Collected data entries
————

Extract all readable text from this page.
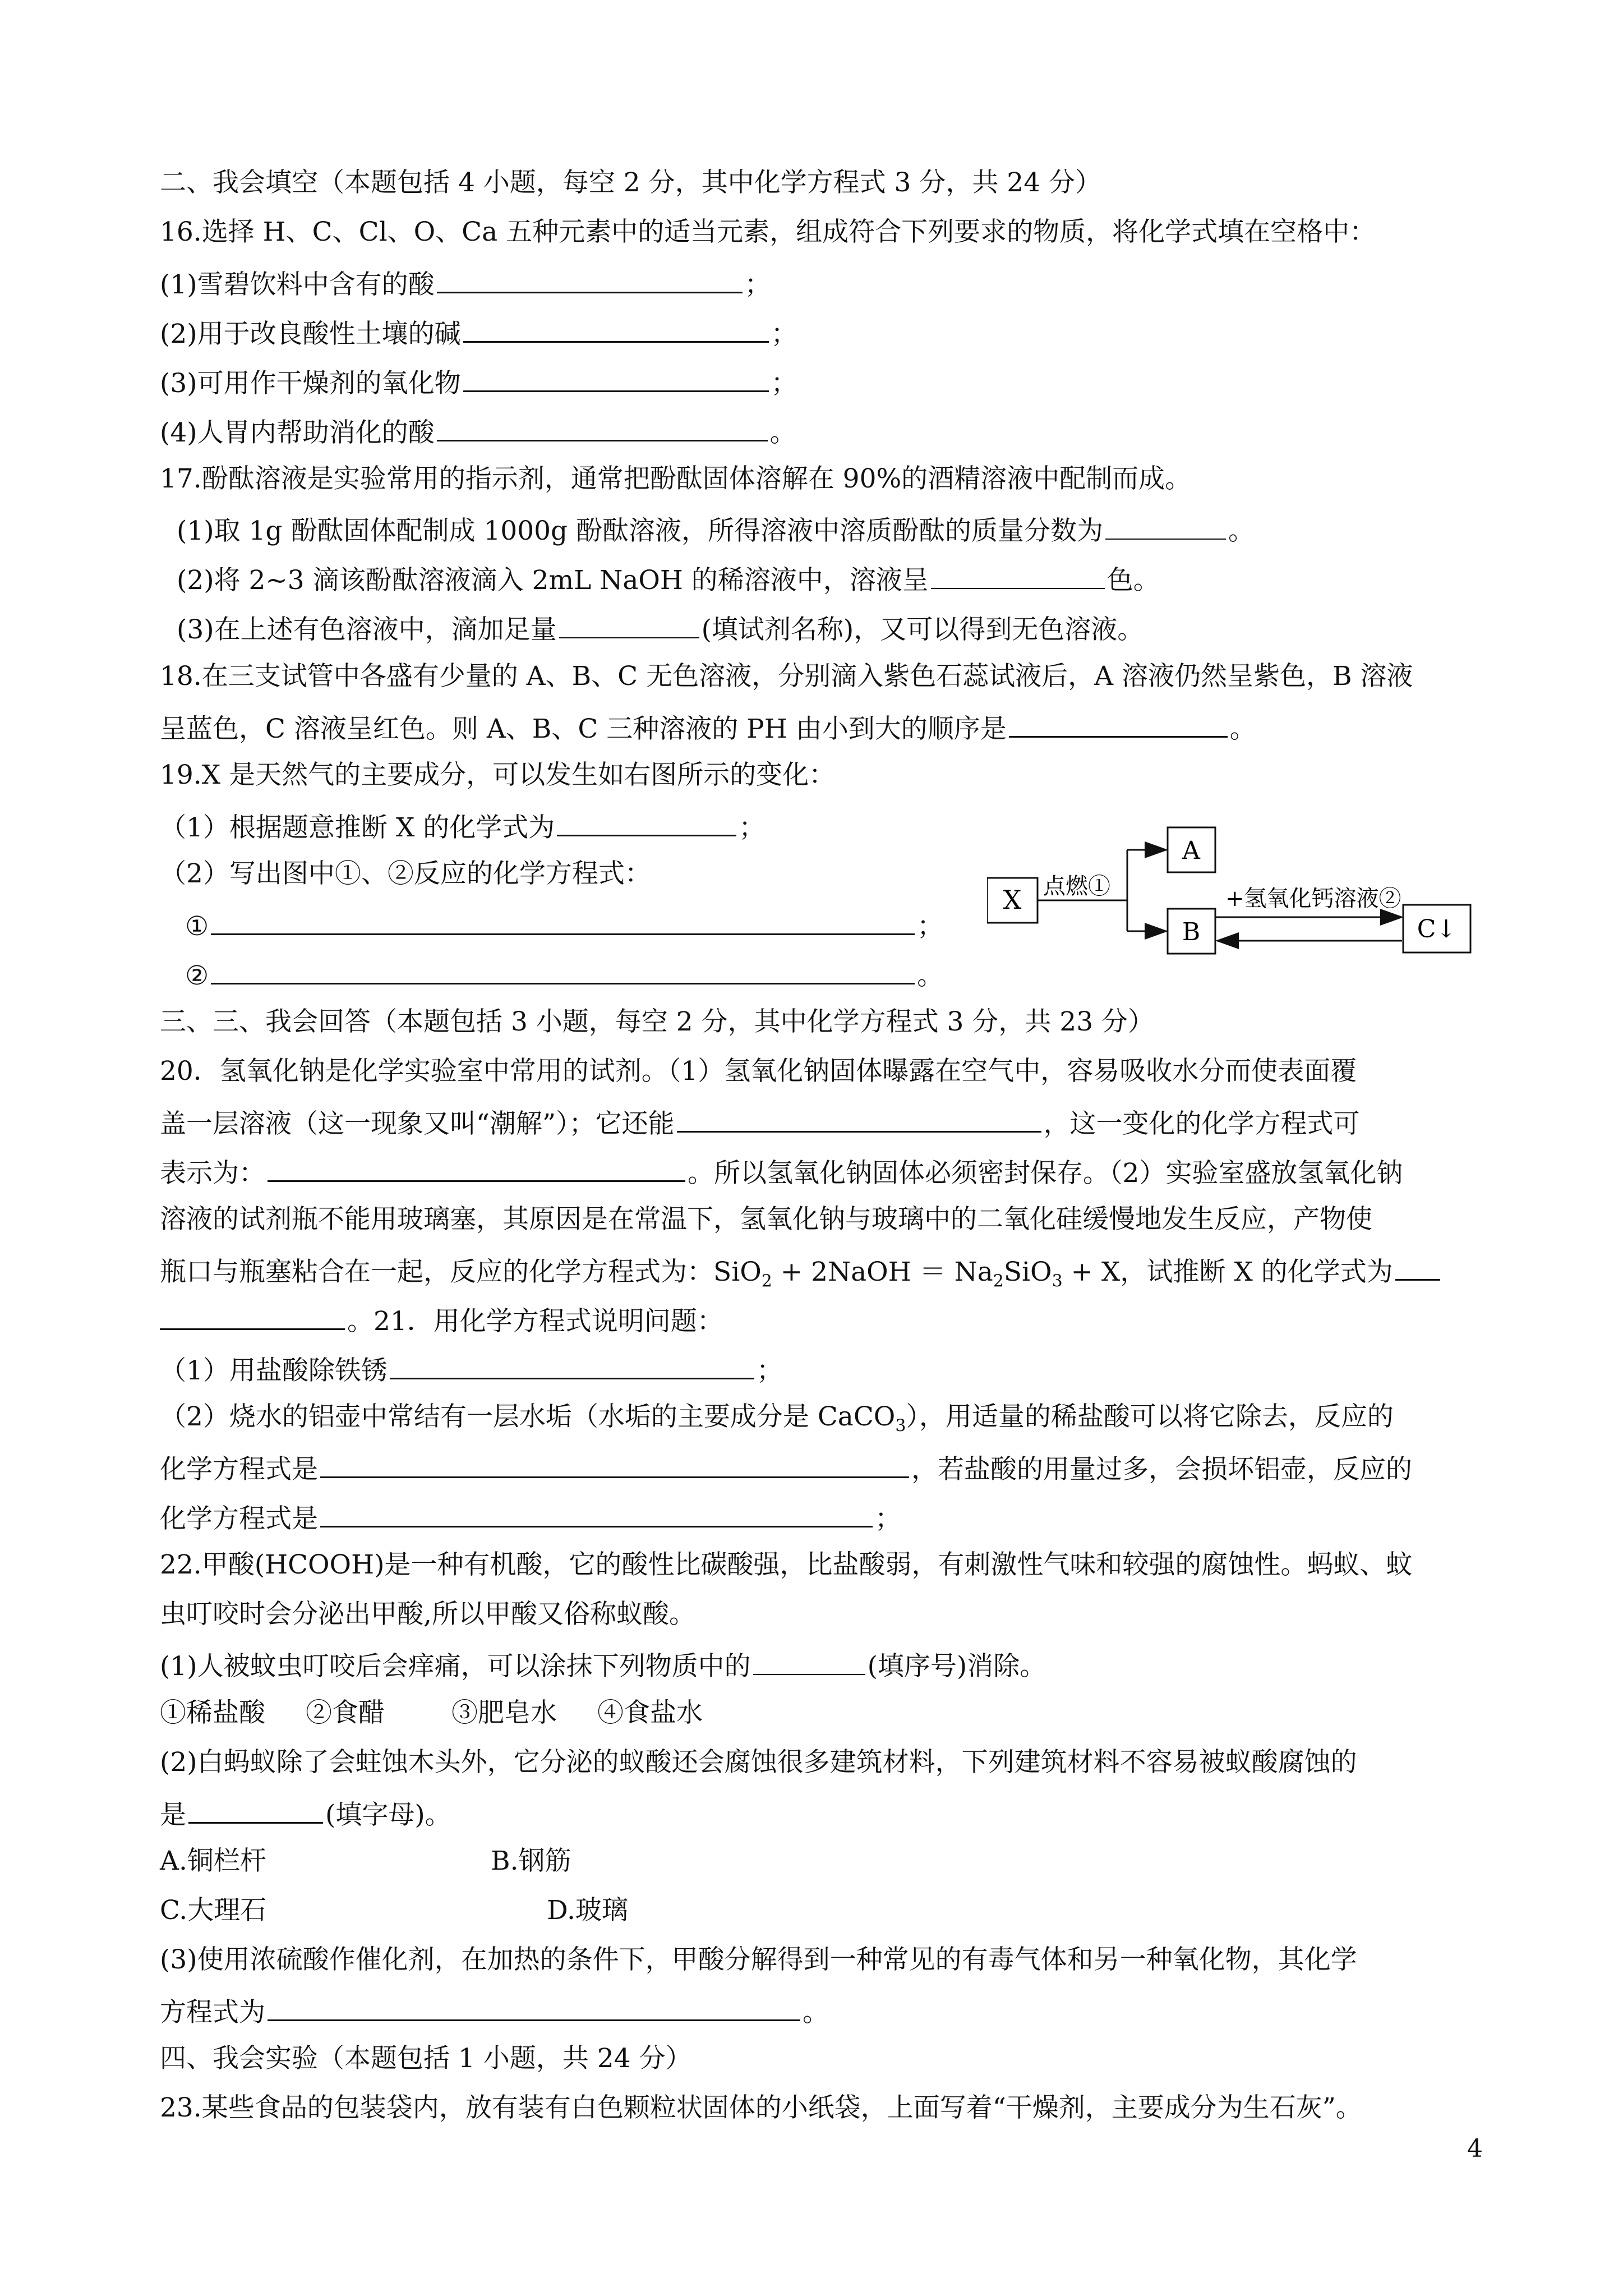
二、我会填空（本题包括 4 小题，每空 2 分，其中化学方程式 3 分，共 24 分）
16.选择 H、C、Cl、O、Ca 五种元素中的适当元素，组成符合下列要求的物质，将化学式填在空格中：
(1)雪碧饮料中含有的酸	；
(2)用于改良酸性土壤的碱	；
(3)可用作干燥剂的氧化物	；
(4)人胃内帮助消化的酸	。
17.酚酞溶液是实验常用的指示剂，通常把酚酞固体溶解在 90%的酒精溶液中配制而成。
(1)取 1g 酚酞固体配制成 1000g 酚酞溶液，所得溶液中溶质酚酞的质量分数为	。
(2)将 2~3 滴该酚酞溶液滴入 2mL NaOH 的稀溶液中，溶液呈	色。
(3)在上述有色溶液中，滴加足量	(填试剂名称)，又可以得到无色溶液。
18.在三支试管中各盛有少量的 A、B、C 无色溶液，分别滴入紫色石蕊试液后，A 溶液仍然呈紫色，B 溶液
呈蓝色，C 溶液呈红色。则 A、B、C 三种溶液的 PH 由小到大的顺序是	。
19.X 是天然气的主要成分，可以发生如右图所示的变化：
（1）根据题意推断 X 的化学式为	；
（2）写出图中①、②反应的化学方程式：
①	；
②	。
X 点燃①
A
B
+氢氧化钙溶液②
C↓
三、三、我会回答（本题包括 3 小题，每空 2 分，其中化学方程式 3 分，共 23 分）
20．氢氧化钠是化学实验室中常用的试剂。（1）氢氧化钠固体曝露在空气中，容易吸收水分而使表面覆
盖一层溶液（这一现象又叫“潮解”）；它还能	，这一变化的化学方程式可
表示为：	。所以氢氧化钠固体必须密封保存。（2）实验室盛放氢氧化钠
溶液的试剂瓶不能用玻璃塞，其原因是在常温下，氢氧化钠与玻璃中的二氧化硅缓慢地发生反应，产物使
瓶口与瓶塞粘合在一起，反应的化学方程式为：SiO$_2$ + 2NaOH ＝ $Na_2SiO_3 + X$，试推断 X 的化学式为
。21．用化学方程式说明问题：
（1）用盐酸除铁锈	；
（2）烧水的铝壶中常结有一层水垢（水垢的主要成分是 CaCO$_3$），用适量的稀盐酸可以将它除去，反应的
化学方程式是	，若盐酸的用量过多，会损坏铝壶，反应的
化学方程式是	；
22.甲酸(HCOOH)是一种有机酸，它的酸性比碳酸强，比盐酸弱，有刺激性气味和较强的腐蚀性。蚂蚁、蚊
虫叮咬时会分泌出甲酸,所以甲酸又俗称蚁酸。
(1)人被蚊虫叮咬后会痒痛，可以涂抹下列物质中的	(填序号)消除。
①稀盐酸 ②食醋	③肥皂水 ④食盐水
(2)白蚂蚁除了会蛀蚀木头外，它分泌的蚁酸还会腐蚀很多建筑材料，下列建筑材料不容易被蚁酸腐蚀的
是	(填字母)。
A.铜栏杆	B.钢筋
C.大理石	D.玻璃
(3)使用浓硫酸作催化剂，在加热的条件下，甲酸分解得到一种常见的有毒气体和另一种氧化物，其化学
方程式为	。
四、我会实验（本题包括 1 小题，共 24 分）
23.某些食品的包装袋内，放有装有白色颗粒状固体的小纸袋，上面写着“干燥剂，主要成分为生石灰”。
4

————

#### Task requirements
Give back each entry exactly as it appears, with no pictures.

#### Complete output
Extract all readable text from this page.
二、我会填空（本题包括 4 小题，每空 2 分，其中化学方程式 3 分，共 24 分）
16.选择 H、C、Cl、O、Ca 五种元素中的适当元素，组成符合下列要求的物质，将化学式填在空格中：
(1)雪碧饮料中含有的酸	；
(2)用于改良酸性土壤的碱	；
(3)可用作干燥剂的氧化物	；
(4)人胃内帮助消化的酸	。
17.酚酞溶液是实验常用的指示剂，通常把酚酞固体溶解在 90%的酒精溶液中配制而成。
(1)取 1g 酚酞固体配制成 1000g 酚酞溶液，所得溶液中溶质酚酞的质量分数为	。
(2)将 2~3 滴该酚酞溶液滴入 2mL NaOH 的稀溶液中，溶液呈	色。
(3)在上述有色溶液中，滴加足量	(填试剂名称)，又可以得到无色溶液。
18.在三支试管中各盛有少量的 A、B、C 无色溶液，分别滴入紫色石蕊试液后，A 溶液仍然呈紫色，B 溶液
呈蓝色，C 溶液呈红色。则 A、B、C 三种溶液的 PH 由小到大的顺序是	。
19.X 是天然气的主要成分，可以发生如右图所示的变化：
（1）根据题意推断 X 的化学式为	；
（2）写出图中①、②反应的化学方程式：
①	；
②	。
X 点燃①
A
B
+氢氧化钙溶液②
C↓
三、三、我会回答（本题包括 3 小题，每空 2 分，其中化学方程式 3 分，共 23 分）
20．氢氧化钠是化学实验室中常用的试剂。（1）氢氧化钠固体曝露在空气中，容易吸收水分而使表面覆
盖一层溶液（这一现象又叫“潮解”）；它还能	，这一变化的化学方程式可
表示为：	。所以氢氧化钠固体必须密封保存。（2）实验室盛放氢氧化钠
溶液的试剂瓶不能用玻璃塞，其原因是在常温下，氢氧化钠与玻璃中的二氧化硅缓慢地发生反应，产物使
瓶口与瓶塞粘合在一起，反应的化学方程式为：SiO$_2$ + 2NaOH ＝ $Na_2SiO_3 + X$，试推断 X 的化学式为
。21．用化学方程式说明问题：
（1）用盐酸除铁锈	；
（2）烧水的铝壶中常结有一层水垢（水垢的主要成分是 CaCO$_3$），用适量的稀盐酸可以将它除去，反应的
化学方程式是	，若盐酸的用量过多，会损坏铝壶，反应的
化学方程式是	；
22.甲酸(HCOOH)是一种有机酸，它的酸性比碳酸强，比盐酸弱，有刺激性气味和较强的腐蚀性。蚂蚁、蚊
虫叮咬时会分泌出甲酸,所以甲酸又俗称蚁酸。
(1)人被蚊虫叮咬后会痒痛，可以涂抹下列物质中的	(填序号)消除。
①稀盐酸 ②食醋	③肥皂水 ④食盐水
(2)白蚂蚁除了会蛀蚀木头外，它分泌的蚁酸还会腐蚀很多建筑材料，下列建筑材料不容易被蚁酸腐蚀的
是	(填字母)。
A.铜栏杆	B.钢筋
C.大理石	D.玻璃
(3)使用浓硫酸作催化剂，在加热的条件下，甲酸分解得到一种常见的有毒气体和另一种氧化物，其化学
方程式为	。
四、我会实验（本题包括 1 小题，共 24 分）
23.某些食品的包装袋内，放有装有白色颗粒状固体的小纸袋，上面写着“干燥剂，主要成分为生石灰”。
4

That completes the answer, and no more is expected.